Instructions to follow —
Duplicate the lines of the items, beginning at the line that contains "- data-point: [523, 217, 532, 227]" and ending after the line that contains "- x-tick-label: -0.3: [53, 443, 75, 458]". Both of these lines are included.

Extracted records:

━━━━

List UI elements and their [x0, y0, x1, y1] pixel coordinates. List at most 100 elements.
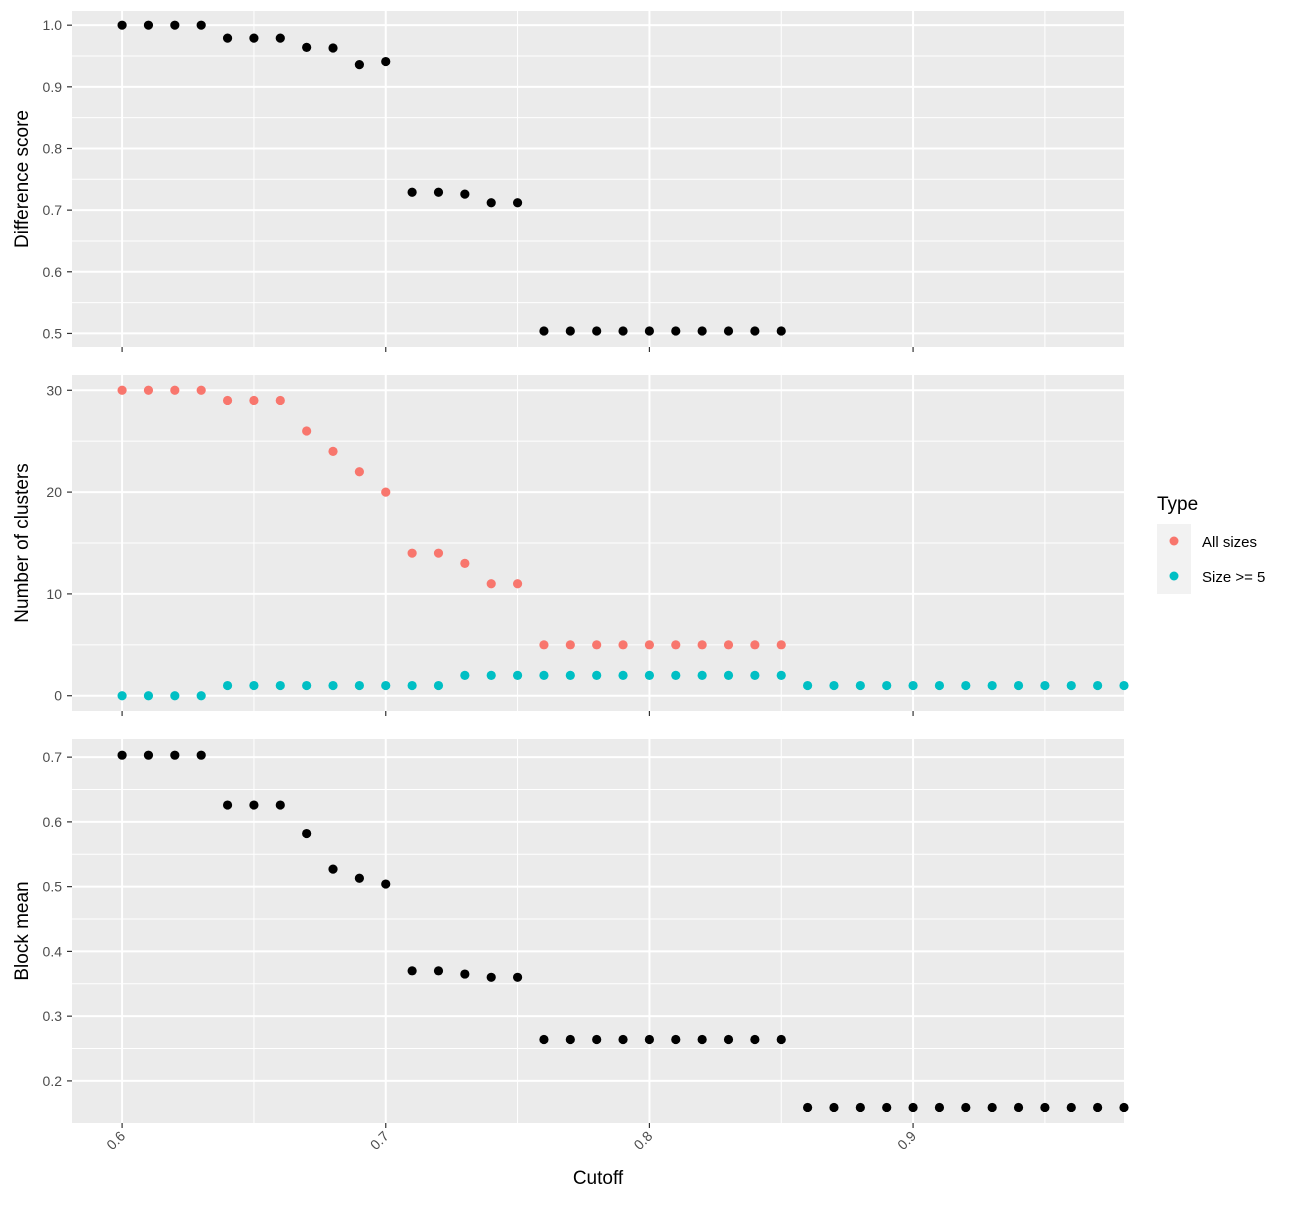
data-point	[143, 20, 154, 30]
data-point	[407, 548, 417, 558]
data-point	[512, 972, 523, 982]
x-tick-label: 0.6	[103, 1128, 128, 1153]
data-point	[776, 326, 786, 336]
data-point	[433, 187, 444, 197]
data-point	[512, 670, 523, 680]
data-point	[723, 1034, 734, 1045]
y-tick-label: 0.6	[43, 264, 63, 280]
y-axis-title-block-mean: Block mean	[12, 881, 33, 980]
data-point	[934, 680, 945, 691]
data-point	[222, 680, 233, 691]
data-point	[381, 56, 391, 67]
data-point	[275, 395, 285, 406]
data-point	[196, 750, 206, 760]
data-point	[750, 326, 760, 336]
panels-layer: 0.5 0.6 0.7 0.8 0.9 1.0 Difference score 0 10 20 3…	[12, 11, 1129, 1153]
data-point	[1066, 1102, 1076, 1113]
y-tick-label: 1.0	[43, 17, 63, 33]
x-axis-title: Cutoff	[573, 1168, 624, 1189]
data-point	[170, 20, 180, 30]
data-point	[987, 680, 997, 691]
data-point	[723, 640, 734, 650]
panel-difference-score: 0.5 0.6 0.7 0.8 0.9 1.0 Difference score	[12, 11, 1124, 352]
data-point	[354, 680, 364, 691]
data-point	[249, 395, 259, 406]
data-point	[433, 680, 444, 691]
panel-number-of-clusters: 0 10 20 30 Number of clusters	[12, 375, 1129, 716]
legend-key-background	[1157, 524, 1191, 594]
data-point	[1119, 1102, 1129, 1113]
data-point	[644, 640, 655, 650]
data-point	[512, 579, 523, 589]
legend-label-all-sizes: All sizes	[1202, 534, 1257, 551]
data-point	[987, 1102, 997, 1113]
data-point	[486, 579, 496, 589]
legend: Type All sizes Size >= 5	[1157, 494, 1265, 594]
y-tick-label: 0.8	[43, 140, 63, 156]
data-point	[776, 640, 786, 650]
data-point	[855, 1102, 865, 1113]
data-point	[1093, 680, 1103, 691]
y-tick-label: 0.2	[43, 1073, 63, 1089]
data-point	[117, 385, 127, 395]
data-point	[275, 680, 285, 691]
data-point	[1040, 1102, 1050, 1113]
data-point	[381, 680, 391, 691]
data-point	[961, 680, 971, 691]
data-point	[1093, 1102, 1103, 1113]
data-point	[908, 680, 918, 691]
data-point	[407, 187, 417, 197]
y-tick-label: 0.5	[43, 325, 63, 341]
data-point	[512, 198, 523, 208]
data-point	[882, 680, 892, 691]
data-point	[697, 670, 707, 680]
y-axis-title-number-of-clusters: Number of clusters	[12, 463, 33, 622]
data-point	[275, 33, 285, 43]
data-point	[592, 640, 602, 650]
data-point	[855, 680, 865, 691]
panel-background	[72, 739, 1124, 1123]
data-point	[697, 640, 707, 650]
data-point	[908, 1102, 918, 1113]
data-point	[486, 670, 496, 680]
data-point	[539, 670, 549, 680]
series-values	[117, 20, 786, 336]
data-point	[170, 385, 180, 395]
data-point	[302, 426, 312, 436]
data-point	[592, 1034, 602, 1045]
y-axis-title-difference-score: Difference score	[12, 110, 33, 248]
y-tick-label: 20	[46, 484, 62, 500]
data-point	[644, 326, 655, 336]
data-point	[460, 670, 470, 680]
data-point	[222, 395, 233, 406]
data-point	[143, 385, 154, 395]
x-tick-label: 0.8	[630, 1128, 655, 1153]
data-point	[539, 640, 549, 650]
data-point	[302, 828, 312, 839]
data-point	[565, 326, 575, 336]
data-point	[328, 446, 338, 456]
y-tick-label: 0.9	[43, 79, 63, 95]
data-point	[934, 1102, 945, 1113]
data-point	[882, 1102, 892, 1113]
data-point	[196, 385, 206, 395]
series-values	[117, 750, 1129, 1113]
data-point	[196, 20, 206, 30]
data-point	[1119, 680, 1129, 691]
data-point	[486, 198, 496, 208]
data-point	[143, 750, 154, 760]
legend-key-all-sizes	[1169, 536, 1179, 546]
data-point	[460, 558, 470, 568]
legend-key-size-5	[1169, 571, 1179, 581]
data-point	[671, 670, 681, 680]
data-point	[1040, 680, 1050, 691]
data-point	[117, 750, 127, 760]
data-point	[381, 879, 391, 889]
y-tick-label: 10	[46, 586, 62, 602]
data-point	[328, 43, 338, 53]
legend-label-size-5: Size >= 5	[1202, 569, 1265, 586]
data-point	[644, 1034, 655, 1045]
series-size-5	[117, 670, 1129, 701]
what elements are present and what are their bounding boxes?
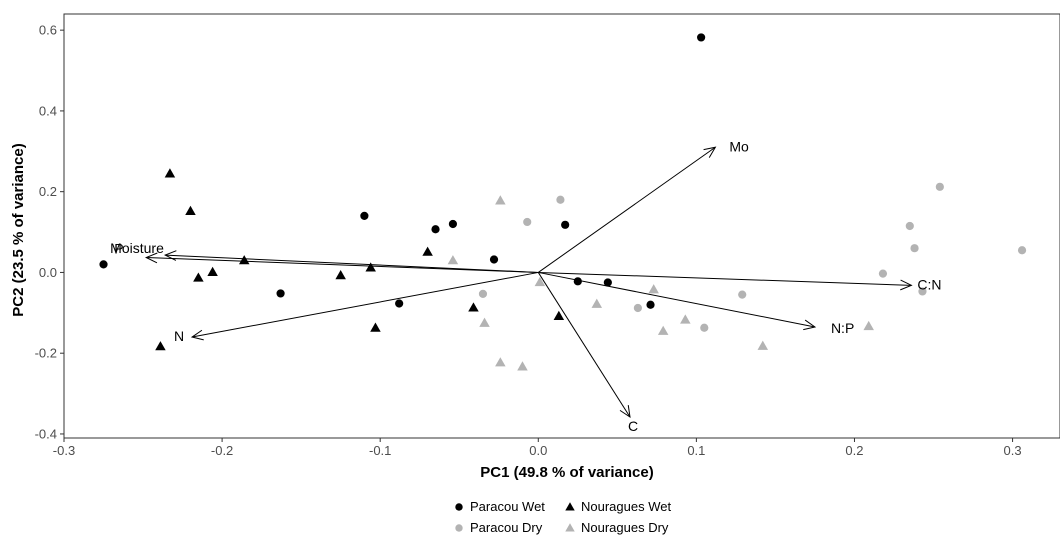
- data-point: [523, 217, 532, 227]
- data-point: [335, 270, 346, 280]
- data-point: [657, 325, 669, 335]
- y-axis-title: PC2 (23.5 % of variance): [10, 143, 27, 316]
- data-point: [1017, 246, 1027, 255]
- data-point: [207, 266, 218, 276]
- y-tick-label: 0.4: [39, 103, 57, 118]
- loading-vectors: [144, 146, 913, 419]
- y-tick-label: -0.2: [35, 346, 57, 361]
- data-point: [910, 244, 919, 253]
- vector-label: C:N: [917, 276, 941, 292]
- data-point: [918, 287, 927, 296]
- vector-arrowhead: [803, 319, 817, 331]
- vector-arrowhead: [619, 405, 631, 419]
- data-point: [561, 220, 570, 229]
- data-point: [238, 255, 250, 265]
- x-tick-label: 0.2: [845, 443, 863, 458]
- vector-arrowhead: [703, 146, 717, 158]
- legend: Paracou Wet Nouragues Wet Paracou Dry Noura…: [455, 499, 671, 535]
- x-tick-label: 0.3: [1004, 443, 1022, 458]
- vector-line: [537, 146, 716, 273]
- data-point: [495, 195, 506, 205]
- legend-label: Nouragues Dry: [581, 520, 669, 535]
- data-point: [680, 314, 691, 324]
- data-point: [99, 260, 108, 269]
- vector-label: N: [174, 328, 184, 344]
- vector-label: N:P: [831, 320, 854, 336]
- data-point: [185, 205, 196, 215]
- score-points: [99, 33, 1027, 371]
- data-point: [648, 284, 659, 294]
- data-point: [360, 211, 369, 221]
- y-tick-label: 0.6: [39, 23, 57, 38]
- data-point: [573, 277, 582, 286]
- data-point: [863, 320, 874, 331]
- x-tick-label: -0.3: [53, 443, 75, 458]
- data-point: [479, 317, 490, 327]
- vector-arrowhead: [144, 252, 158, 264]
- vector-label: Mo: [729, 138, 749, 154]
- data-point: [591, 298, 603, 308]
- data-point: [193, 272, 204, 282]
- data-point: [448, 219, 458, 229]
- data-point: [697, 33, 706, 42]
- data-point: [646, 300, 655, 309]
- data-point: [478, 289, 488, 298]
- data-point: [517, 361, 528, 371]
- vector-line: [165, 254, 539, 273]
- data-point: [556, 195, 565, 204]
- legend-label: Nouragues Wet: [581, 499, 671, 514]
- legend-key: [565, 502, 575, 511]
- data-point: [935, 182, 944, 191]
- data-point: [365, 262, 376, 272]
- y-tick-label: -0.4: [35, 426, 57, 441]
- y-tick-label: 0.2: [39, 184, 57, 199]
- x-tick-label: -0.2: [211, 443, 233, 458]
- panel-border: [63, 13, 1060, 439]
- vector-label: P: [114, 240, 123, 256]
- x-axis-title: PC1 (49.8 % of variance): [480, 464, 653, 481]
- plot-panel: [63, 13, 1060, 439]
- axis-ticks: -0.3 -0.2 -0.1 0.0 0.1 0.2 0.3 -0.4 -0.2 0.0 0.2 0.…: [35, 23, 1022, 458]
- x-tick-label: 0.1: [687, 443, 705, 458]
- vector-line: [146, 256, 539, 273]
- x-tick-label: -0.1: [369, 443, 391, 458]
- legend-label: Paracou Dry: [470, 520, 543, 535]
- data-point: [738, 290, 747, 299]
- data-point: [447, 255, 459, 265]
- data-point: [553, 310, 565, 320]
- vector-line: [537, 272, 631, 418]
- data-point: [489, 255, 499, 264]
- x-tick-label: 0.0: [529, 443, 547, 458]
- vector-label: Moisture: [110, 240, 164, 256]
- vector-line: [538, 271, 912, 286]
- data-point: [395, 299, 404, 308]
- data-point: [603, 278, 612, 287]
- data-point: [534, 276, 546, 287]
- legend-label: Paracou Wet: [470, 499, 545, 514]
- vector-arrowhead: [190, 329, 204, 341]
- data-point: [905, 221, 914, 231]
- data-point: [878, 269, 888, 278]
- data-point: [370, 322, 381, 332]
- data-point: [164, 168, 176, 178]
- y-tick-label: 0.0: [39, 265, 57, 280]
- data-point: [700, 323, 709, 332]
- legend-key: [455, 503, 463, 511]
- vector-label: C: [628, 418, 638, 434]
- vector-line: [538, 271, 816, 328]
- data-point: [757, 340, 769, 350]
- vector-arrowhead: [900, 279, 913, 291]
- data-point: [633, 303, 642, 313]
- vector-line: [191, 271, 539, 338]
- data-point: [431, 225, 440, 234]
- data-point: [495, 357, 506, 367]
- data-point: [468, 302, 479, 312]
- data-point: [422, 246, 433, 256]
- data-point: [155, 341, 166, 351]
- data-point: [276, 289, 285, 298]
- legend-key: [565, 523, 575, 532]
- legend-key: [455, 524, 463, 532]
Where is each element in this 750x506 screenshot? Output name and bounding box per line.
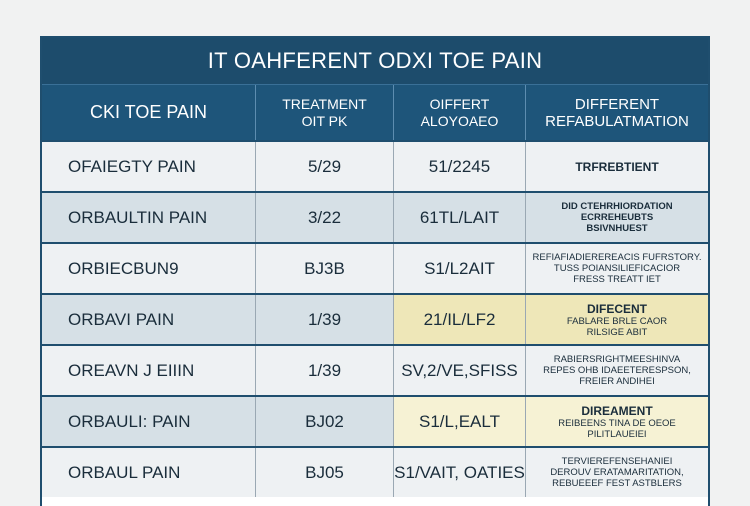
row-rehab-line: DIFECENT — [587, 301, 647, 316]
header-col-condition: CKI TOE PAIN — [42, 85, 256, 140]
row-condition-cell: ORBAUL PAIN — [42, 448, 256, 497]
row-rehab-cell: DIFECENT FABLARE BRLE CAOR RILSIGE ABIT — [526, 295, 708, 344]
row-rehab-line: FABLARE BRLE CAOR — [566, 315, 668, 327]
table-row: ORBAULTIN PAIN 3/22 61TL/LAIT DID CTEHRHIOR… — [42, 191, 708, 242]
table-row: ORBAVI PAIN 1/39 21/IL/LF2 DIFECENT FABLARE … — [42, 293, 708, 344]
row-rehab-line: REBUEEEF FEST ASTBLERS — [552, 478, 682, 489]
row-rehab-cell: REFIAFIADIEREREACIS FUFRSTORY. TUSS POIAN… — [526, 244, 708, 293]
table-header-row: CKI TOE PAIN TREATMENT OIT PK OIFFERT AL… — [42, 84, 708, 140]
row-condition-cell: OFAIEGTY PAIN — [42, 142, 256, 191]
table-row: ORBAUL PAIN BJ05 S1/VAIT, OATIES TERVIEREFE… — [42, 446, 708, 497]
row-treatment-cell: 1/39 — [256, 295, 394, 344]
header-col-condition-label: CKI TOE PAIN — [89, 102, 208, 122]
row-condition-cell: ORBIECBUN9 — [42, 244, 256, 293]
toe-pain-table: IT OAHFERENT ODXI TOE PAIN CKI TOE PAIN … — [40, 36, 710, 506]
header-col-treatment: TREATMENT OIT PK — [256, 85, 394, 140]
row-rehab-line: FREIER ANDIHEI — [579, 376, 655, 387]
row-rehab-cell: RABIERSRIGHTMEESHINVA REPES OHB IDAEETERE… — [526, 346, 708, 395]
row-rehab-cell: TRFREBTIENT — [526, 142, 708, 191]
row-other-cell: S1/L2AIT — [394, 244, 526, 293]
row-treatment-cell: BJ05 — [256, 448, 394, 497]
row-other-cell: 21/IL/LF2 — [394, 295, 526, 344]
row-rehab-line: REFIAFIADIEREREACIS FUFRSTORY. — [532, 252, 702, 263]
row-treatment-cell: BJ3B — [256, 244, 394, 293]
row-rehab-line: DID CTEHRHIORDATION — [561, 201, 673, 212]
row-rehab-line: REPES OHB IDAEETERESPSON, — [543, 365, 691, 376]
row-treatment-cell: 5/29 — [256, 142, 394, 191]
row-other-cell: S1/VAIT, OATIES — [394, 448, 526, 497]
row-rehab-line: TUSS POIANSILIEFICACIOR — [553, 263, 681, 274]
row-treatment-cell: BJ02 — [256, 397, 394, 446]
row-rehab-line: RILSIGE ABIT — [586, 326, 648, 338]
header-col-rehab: DIFFERENT REFABULATMATION — [526, 85, 708, 140]
table-row: ORBIECBUN9 BJ3B S1/L2AIT REFIAFIADIEREREACI… — [42, 242, 708, 293]
row-other-cell: 61TL/LAIT — [394, 193, 526, 242]
row-rehab-cell: DID CTEHRHIORDATION ECRREHEUBTS BSIVNHUEST — [526, 193, 708, 242]
row-rehab-line: PILITLAUEIEI — [587, 428, 647, 440]
row-rehab-line: BSIVNHUEST — [586, 223, 648, 234]
row-rehab-cell: TERVIEREFENSEHANIEI DEROUV ERATAMARITATIO… — [526, 448, 708, 497]
header-col-treatment-line2: OIT PK — [301, 112, 348, 129]
header-col-other-line1: OIFFERT — [429, 95, 490, 112]
table-title: IT OAHFERENT ODXI TOE PAIN — [42, 38, 708, 84]
table-row: OREAVN J EIIIN 1/39 SV,2/VE,SFISS RABIERSRI… — [42, 344, 708, 395]
row-rehab-line: TRFREBTIENT — [575, 159, 659, 174]
header-col-rehab-line1: DIFFERENT — [574, 95, 660, 113]
row-rehab-line: TERVIEREFENSEHANIEI — [561, 456, 673, 467]
row-rehab-line: ECRREHEUBTS — [580, 212, 654, 223]
row-rehab-line: DIREAMENT — [581, 403, 653, 418]
row-rehab-line: FRESS TREATT IET — [573, 274, 661, 285]
header-col-other: OIFFERT ALOYOAEO — [394, 85, 526, 140]
row-rehab-line: REIBEENS TINA DE OEOE — [558, 417, 676, 429]
row-condition-cell: ORBAULTIN PAIN — [42, 193, 256, 242]
row-rehab-cell: DIREAMENT REIBEENS TINA DE OEOE PILITLAUEI… — [526, 397, 708, 446]
row-condition-cell: OREAVN J EIIIN — [42, 346, 256, 395]
header-col-rehab-line2: REFABULATMATION — [545, 112, 689, 130]
row-treatment-cell: 3/22 — [256, 193, 394, 242]
row-other-cell: 51/2245 — [394, 142, 526, 191]
table-row: ORBAULI: PAIN BJ02 S1/L,EALT DIREAMENT REIBE… — [42, 395, 708, 446]
row-rehab-line: RABIERSRIGHTMEESHINVA — [553, 354, 681, 365]
row-other-cell: S1/L,EALT — [394, 397, 526, 446]
table-row: OFAIEGTY PAIN 5/29 51/2245 TRFREBTIENT — [42, 140, 708, 191]
table-body: OFAIEGTY PAIN 5/29 51/2245 TRFREBTIENT ORBAU… — [42, 140, 708, 497]
row-condition-cell: ORBAULI: PAIN — [42, 397, 256, 446]
header-col-other-line2: ALOYOAEO — [420, 112, 499, 129]
row-other-cell: SV,2/VE,SFISS — [394, 346, 526, 395]
row-condition-cell: ORBAVI PAIN — [42, 295, 256, 344]
row-treatment-cell: 1/39 — [256, 346, 394, 395]
header-col-treatment-line1: TREATMENT — [282, 95, 367, 112]
row-rehab-line: DEROUV ERATAMARITATION, — [550, 467, 684, 478]
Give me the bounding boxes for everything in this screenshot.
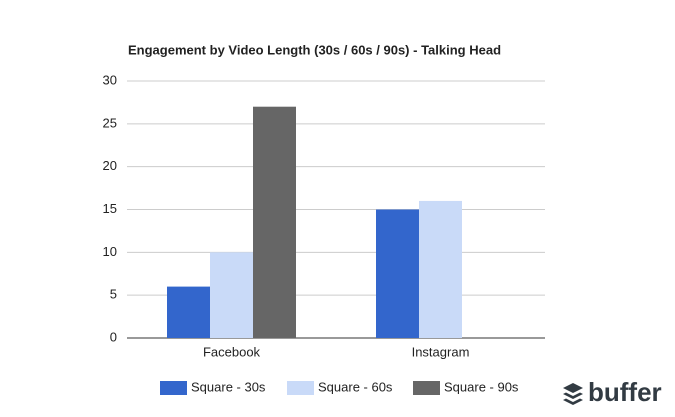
legend-label: Square - 60s: [318, 379, 393, 394]
x-tick-label: Instagram: [412, 344, 470, 359]
x-tick-label: Facebook: [203, 344, 261, 359]
y-tick-label: 15: [103, 201, 117, 216]
y-tick-label: 0: [110, 329, 117, 344]
legend-swatch: [287, 381, 314, 395]
bar: [210, 252, 253, 338]
legend-label: Square - 30s: [191, 379, 266, 394]
legend-label: Square - 90s: [444, 379, 519, 394]
legend-swatch: [413, 381, 440, 395]
legend-swatch: [160, 381, 187, 395]
y-tick-label: 30: [103, 72, 117, 87]
brand-name: buffer: [588, 377, 662, 407]
brand-logo: [563, 383, 583, 405]
y-tick-label: 20: [103, 158, 117, 173]
bar: [419, 200, 462, 338]
chart-title: Engagement by Video Length (30s / 60s / …: [128, 42, 501, 57]
y-tick-label: 25: [103, 115, 117, 130]
bar: [376, 209, 419, 338]
bar: [167, 286, 210, 338]
y-tick-label: 10: [103, 244, 117, 259]
y-tick-label: 5: [110, 287, 117, 302]
bar: [253, 106, 296, 338]
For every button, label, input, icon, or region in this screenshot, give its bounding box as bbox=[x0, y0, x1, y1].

━━━━

Result of this task —
- data-point: [523, 217, 532, 227]
- data-point: [335, 270, 346, 280]
- data-point: [657, 325, 669, 335]
- y-axis-title: PC2 (23.5 % of variance): [10, 143, 27, 316]
- data-point: [1017, 246, 1027, 255]
- data-point: [207, 266, 218, 276]
- y-tick-label: 0.4: [39, 103, 57, 118]
- loading-vectors: [144, 146, 913, 419]
- y-tick-label: -0.2: [35, 346, 57, 361]
- data-point: [910, 244, 919, 253]
- vector-label: C:N: [917, 276, 941, 292]
- data-point: [918, 287, 927, 296]
- vector-arrowhead: [803, 319, 817, 331]
- vector-arrowhead: [619, 405, 631, 419]
- data-point: [561, 220, 570, 229]
- data-point: [238, 255, 250, 265]
- x-tick-label: 0.2: [845, 443, 863, 458]
- vector-arrowhead: [703, 146, 717, 158]
- legend: Paracou Wet Nouragues Wet Paracou Dry Noura…: [455, 499, 671, 535]
- x-tick-label: 0.3: [1004, 443, 1022, 458]
- vector-line: [537, 146, 716, 273]
- data-point: [495, 195, 506, 205]
- legend-label: Nouragues Dry: [581, 520, 669, 535]
- data-point: [680, 314, 691, 324]
- data-point: [99, 260, 108, 269]
- vector-label: N: [174, 328, 184, 344]
- vector-label: N:P: [831, 320, 854, 336]
- data-point: [185, 205, 196, 215]
- score-points: [99, 33, 1027, 371]
- data-point: [648, 284, 659, 294]
- data-point: [360, 211, 369, 221]
- y-tick-label: 0.6: [39, 23, 57, 38]
- data-point: [573, 277, 582, 286]
- data-point: [863, 320, 874, 331]
- x-tick-label: -0.3: [53, 443, 75, 458]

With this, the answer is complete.